* Prompt: The data must be reproduced verbatim; images are to be omitted.

--- Material for this exercise ---

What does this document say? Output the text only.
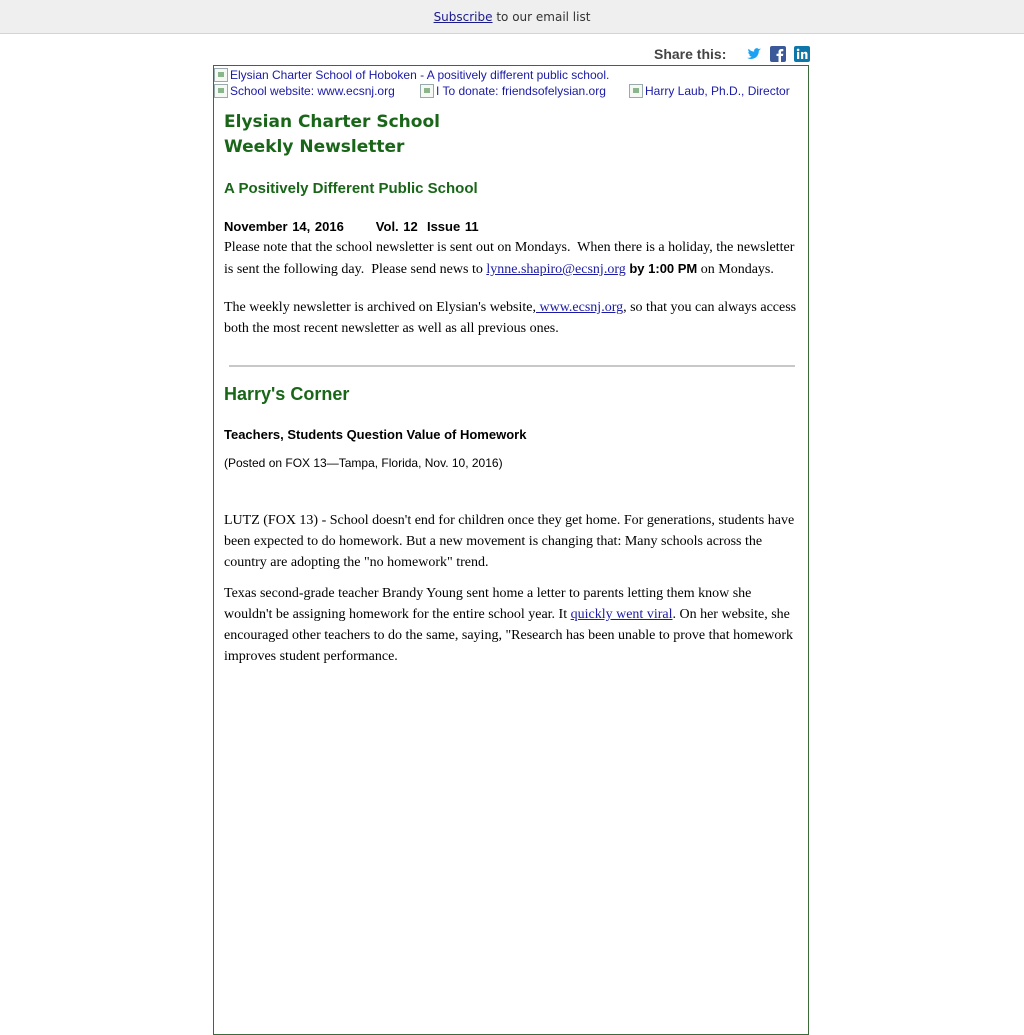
Subscribe to our email list
Share this:
Elysian Charter School of Hoboken - A positively different public school.
School website: www.ecsnj.org	I To donate: friendsofelysian.org	Harry Laub, Ph.D., Director
Elysian Charter School
Weekly Newsletter
A Positively Different Public School
November 14, 2016 Vol. 12  Issue 11
Please note that the school newsletter is sent out on Mondays.  When there is a holiday, the newsletter is sent the following day.  Please send news to lynne.shapiro@ecsnj.org by 1:00 PM on Mondays.
The weekly newsletter is archived on Elysian's website, www.ecsnj.org, so that you can always access both the most recent newsletter as well as all previous ones.
Harry's Corner
Teachers, Students Question Value of Homework
(Posted on FOX 13—Tampa, Florida, Nov. 10, 2016)
LUTZ (FOX 13) - School doesn't end for children once they get home. For generations, students have been expected to do homework. But a new movement is changing that: Many schools across the country are adopting the "no homework" trend.
Texas second-grade teacher Brandy Young sent home a letter to parents letting them know she wouldn't be assigning homework for the entire school year. It quickly went viral. On her website, she encouraged other teachers to do the same, saying, "Research has been unable to prove that homework improves student performance.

---

* Result below:
What does this document say? Output the text only.
Subscribe to our email list
Share this:
Elysian Charter School of Hoboken - A positively different public school.
School website: www.ecsnj.org	I To donate: friendsofelysian.org	Harry Laub, Ph.D., Director
Elysian Charter School
Weekly Newsletter
A Positively Different Public School
November 14, 2016 Vol. 12  Issue 11
Please note that the school newsletter is sent out on Mondays.  When there is a holiday, the newsletter is sent the following day.  Please send news to lynne.shapiro@ecsnj.org by 1:00 PM on Mondays.
The weekly newsletter is archived on Elysian's website, www.ecsnj.org, so that you can always access both the most recent newsletter as well as all previous ones.
Harry's Corner
Teachers, Students Question Value of Homework
(Posted on FOX 13—Tampa, Florida, Nov. 10, 2016)
LUTZ (FOX 13) - School doesn't end for children once they get home. For generations, students have been expected to do homework. But a new movement is changing that: Many schools across the country are adopting the "no homework" trend.
Texas second-grade teacher Brandy Young sent home a letter to parents letting them know she wouldn't be assigning homework for the entire school year. It quickly went viral. On her website, she encouraged other teachers to do the same, saying, "Research has been unable to prove that homework improves student performance.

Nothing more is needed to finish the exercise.